══ Material for this task ══
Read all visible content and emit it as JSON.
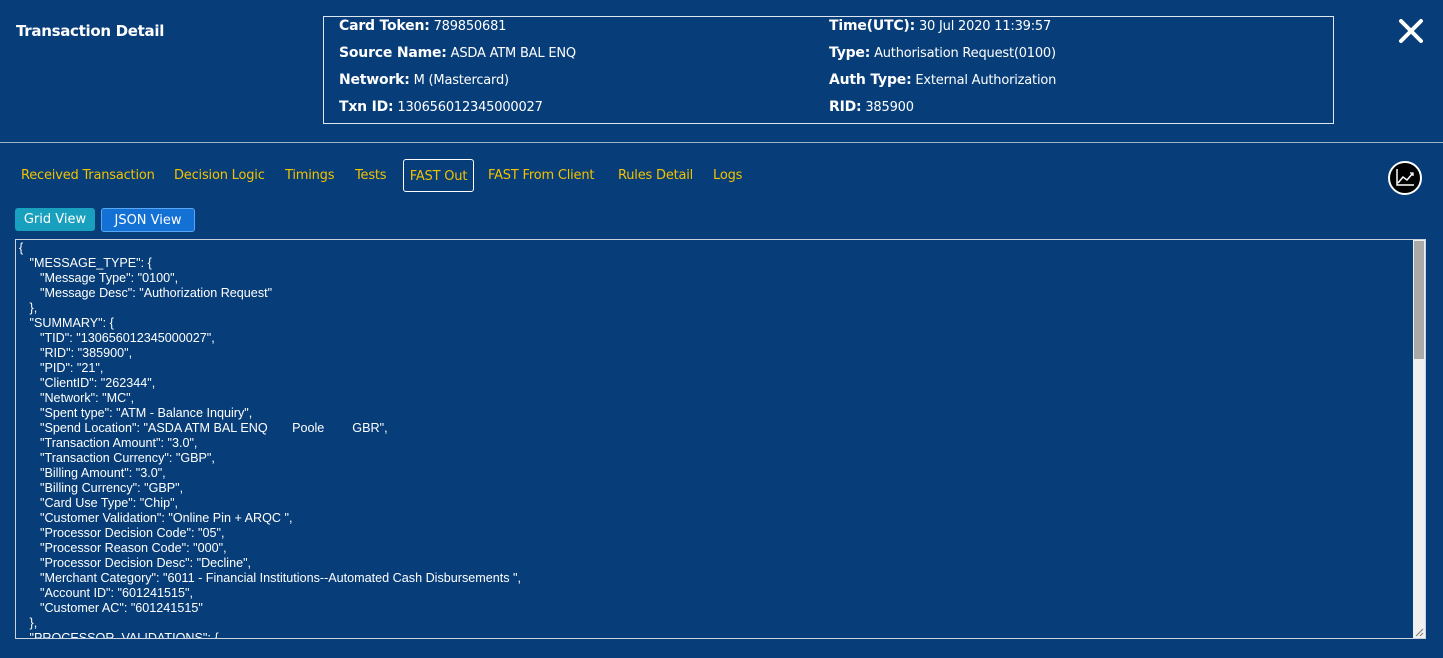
{
  "header": {
    "title": "Transaction Detail"
  },
  "info": {
    "card_token": {
      "label": "Card Token:",
      "value": "789850681"
    },
    "source_name": {
      "label": "Source Name:",
      "value": "ASDA ATM BAL ENQ"
    },
    "network": {
      "label": "Network:",
      "value": "M (Mastercard)"
    },
    "txn_id": {
      "label": "Txn ID:",
      "value": "130656012345000027"
    },
    "time": {
      "label": "Time(UTC):",
      "value": "30 Jul 2020 11:39:57"
    },
    "type": {
      "label": "Type:",
      "value": "Authorisation Request(0100)"
    },
    "auth_type": {
      "label": "Auth Type:",
      "value": "External Authorization"
    },
    "rid": {
      "label": "RID:",
      "value": "385900"
    }
  },
  "tabs": [
    {
      "label": "Received Transaction"
    },
    {
      "label": "Decision Logic"
    },
    {
      "label": "Timings"
    },
    {
      "label": "Tests"
    },
    {
      "label": "FAST Out",
      "active": true
    },
    {
      "label": "FAST From Client"
    },
    {
      "label": "Rules Detail"
    },
    {
      "label": "Logs"
    }
  ],
  "views": {
    "grid_label": "Grid View",
    "json_label": "JSON View",
    "selected": "JSON View"
  },
  "json_content": "{\n   \"MESSAGE_TYPE\": {\n      \"Message Type\": \"0100\",\n      \"Message Desc\": \"Authorization Request\"\n   },\n   \"SUMMARY\": {\n      \"TID\": \"130656012345000027\",\n      \"RID\": \"385900\",\n      \"PID\": \"21\",\n      \"ClientID\": \"262344\",\n      \"Network\": \"MC\",\n      \"Spent type\": \"ATM - Balance Inquiry\",\n      \"Spend Location\": \"ASDA ATM BAL ENQ       Poole        GBR\",\n      \"Transaction Amount\": \"3.0\",\n      \"Transaction Currency\": \"GBP\",\n      \"Billing Amount\": \"3.0\",\n      \"Billing Currency\": \"GBP\",\n      \"Card Use Type\": \"Chip\",\n      \"Customer Validation\": \"Online Pin + ARQC \",\n      \"Processor Decision Code\": \"05\",\n      \"Processor Reason Code\": \"000\",\n      \"Processor Decision Desc\": \"Decline\",\n      \"Merchant Category\": \"6011 - Financial Institutions--Automated Cash Disbursements \",\n      \"Account ID\": \"601241515\",\n      \"Customer AC\": \"601241515\"\n   },\n   \"PROCESSOR_VALIDATIONS\": {",
  "icons": {
    "close": "close-icon",
    "chart": "line-chart-icon"
  },
  "colors": {
    "background": "#073e79",
    "tab_text": "#f2c200",
    "grid_button": "#1aa0bf",
    "json_button": "#1371d6"
  }
}
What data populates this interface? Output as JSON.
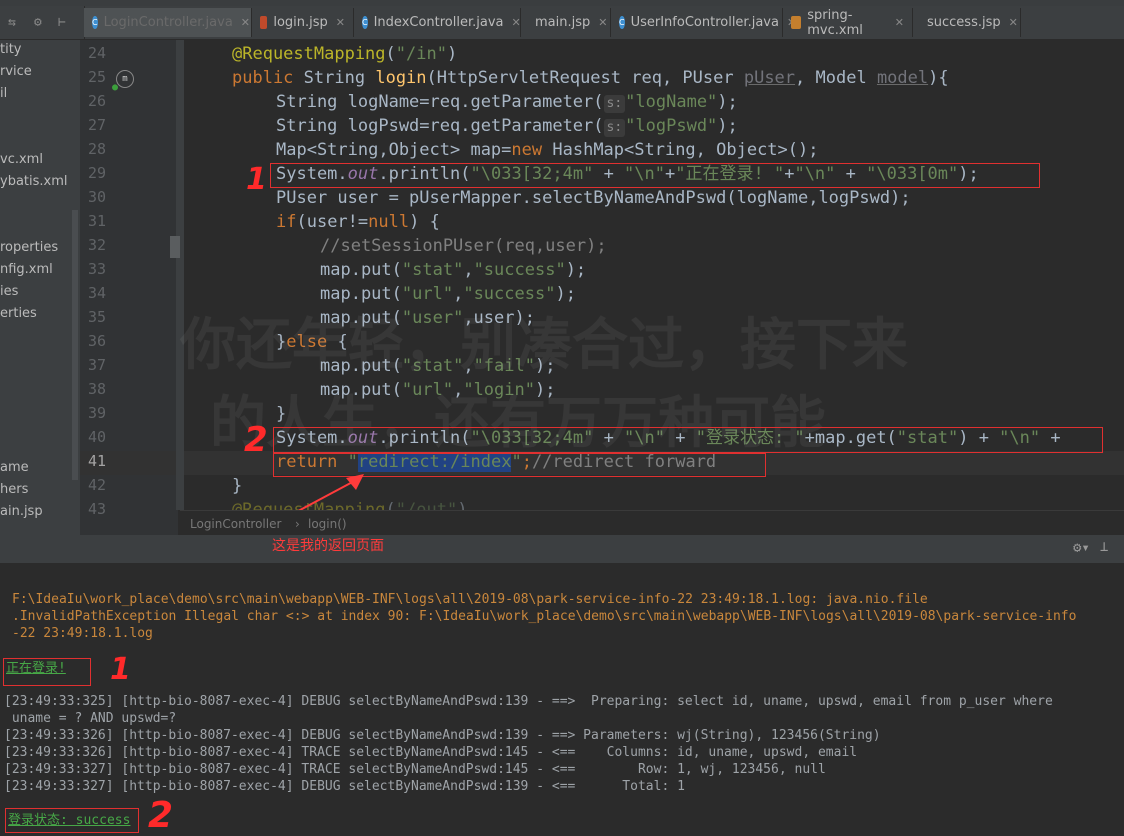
{
  "tabs": [
    {
      "label": "LoginController.java",
      "type": "java",
      "active": true
    },
    {
      "label": "login.jsp",
      "type": "jsp"
    },
    {
      "label": "IndexController.java",
      "type": "java"
    },
    {
      "label": "main.jsp",
      "type": "jsp"
    },
    {
      "label": "UserInfoController.java",
      "type": "java"
    },
    {
      "label": "spring-mvc.xml",
      "type": "xml"
    },
    {
      "label": "success.jsp",
      "type": "jsp"
    }
  ],
  "project_items": [
    "tity",
    "rvice",
    "il",
    "",
    "",
    "vc.xml",
    "ybatis.xml",
    "",
    "",
    "roperties",
    "nfig.xml",
    "ies",
    "erties",
    "",
    "",
    "",
    "",
    "",
    "",
    "ame",
    "hers",
    "ain.jsp"
  ],
  "line_numbers": [
    "24",
    "25",
    "26",
    "27",
    "28",
    "29",
    "30",
    "31",
    "32",
    "33",
    "34",
    "35",
    "36",
    "37",
    "38",
    "39",
    "40",
    "41",
    "42",
    "43"
  ],
  "code": {
    "l24_annot": "@RequestMapping",
    "l24_str": "\"/in\"",
    "l25_kw1": "public",
    "l25_type": "String",
    "l25_fn": "login",
    "l25_p1": "HttpServletRequest req, PUser",
    "l25_p2": "pUser",
    "l25_p3": ", Model",
    "l25_p4": "model",
    "l25_end": "){",
    "l26_a": "String logName=req.getParameter(",
    "l26_hint": "s:",
    "l26_str": "\"logName\"",
    "l26_end": ");",
    "l27_a": "String logPswd=req.getParameter(",
    "l27_hint": "s:",
    "l27_str": "\"logPswd\"",
    "l27_end": ");",
    "l28_a": "Map<String,Object> map=",
    "l28_kw": "new",
    "l28_b": "HashMap<String, Object>();",
    "l29_a": "System.",
    "l29_out": "out",
    "l29_b": ".println(",
    "l29_s1": "\"\\033[32;4m\"",
    "l29_c": " + ",
    "l29_s2": "\"\\n\"",
    "l29_d": "+",
    "l29_s3": "\"正在登录! \"",
    "l29_e": "+",
    "l29_s4": "\"\\n\"",
    "l29_f": " + ",
    "l29_s5": "\"\\033[0m\"",
    "l29_end": ");",
    "l30": "PUser user = pUserMapper.selectByNameAndPswd(logName,logPswd);",
    "l31_kw": "if",
    "l31_a": "(user!=",
    "l31_null": "null",
    "l31_b": ") {",
    "l32": "//setSessionPUser(req,user);",
    "l33_a": "map.put(",
    "l33_s1": "\"stat\"",
    "l33_c": ",",
    "l33_s2": "\"success\"",
    "l33_end": ");",
    "l34_a": "map.put(",
    "l34_s1": "\"url\"",
    "l34_c": ",",
    "l34_s2": "\"success\"",
    "l34_end": ");",
    "l35_a": "map.put(",
    "l35_s1": "\"user\"",
    "l35_end": ",user);",
    "l36_a": "}",
    "l36_kw": "else",
    "l36_b": " {",
    "l37_a": "map.put(",
    "l37_s1": "\"stat\"",
    "l37_c": ",",
    "l37_s2": "\"fail\"",
    "l37_end": ");",
    "l38_a": "map.put(",
    "l38_s1": "\"url\"",
    "l38_c": ",",
    "l38_s2": "\"login\"",
    "l38_end": ");",
    "l39": "}",
    "l40_a": "System.",
    "l40_out": "out",
    "l40_b": ".println(",
    "l40_s1": "\"\\033[32;4m\"",
    "l40_c": " + ",
    "l40_s2": "\"\\n\"",
    "l40_d": " + ",
    "l40_s3": "\"登录状态: \"",
    "l40_e": "+map.get(",
    "l40_s4": "\"stat\"",
    "l40_f": ") + ",
    "l40_s5": "\"\\n\"",
    "l40_g": " +",
    "l41_kw": "return",
    "l41_q1": " \"",
    "l41_sel": "redirect:/index",
    "l41_q2": "\"",
    "l41_semi": ";",
    "l41_cm": "//redirect forward",
    "l42": "}",
    "l43_annot": "@RequestMapping",
    "l43_str": "\"/out\""
  },
  "breadcrumb": {
    "class": "LoginController",
    "sep": "›",
    "method": "login()"
  },
  "callout": "这是我的返回页面",
  "run_label": "t",
  "console": {
    "err1": "F:\\IdeaIu\\work_place\\demo\\src\\main\\webapp\\WEB-INF\\logs\\all\\2019-08\\park-service-info-22 23:49:18.1.log: java.nio.file",
    "err2": ".InvalidPathException Illegal char <:> at index 90: F:\\IdeaIu\\work_place\\demo\\src\\main\\webapp\\WEB-INF\\logs\\all\\2019-08\\park-service-info",
    "err3": "-22 23:49:18.1.log",
    "logging": "正在登录!",
    "d1": "[23:49:33:325] [http-bio-8087-exec-4] DEBUG selectByNameAndPswd:139 - ==>  Preparing: select id, uname, upswd, email from p_user where",
    "d2": " uname = ? AND upswd=?",
    "d3": "[23:49:33:326] [http-bio-8087-exec-4] DEBUG selectByNameAndPswd:139 - ==> Parameters: wj(String), 123456(String)",
    "d4": "[23:49:33:326] [http-bio-8087-exec-4] TRACE selectByNameAndPswd:145 - <==    Columns: id, uname, upswd, email",
    "d5": "[23:49:33:327] [http-bio-8087-exec-4] TRACE selectByNameAndPswd:145 - <==        Row: 1, wj, 123456, null",
    "d6": "[23:49:33:327] [http-bio-8087-exec-4] DEBUG selectByNameAndPswd:139 - <==      Total: 1",
    "status": "登录状态: success"
  },
  "annotations": {
    "one": "1",
    "two": "2"
  },
  "watermark": {
    "line1": "你还年轻，别凑合过，接下来",
    "line2": "的人生，还有万万种可能"
  },
  "colors": {
    "keyword": "#cc7832",
    "string": "#6a8759",
    "annotation_box": "#e03030"
  }
}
═══
Report how many lines of the entries hold the string "ASDA". Provide the number alone.

2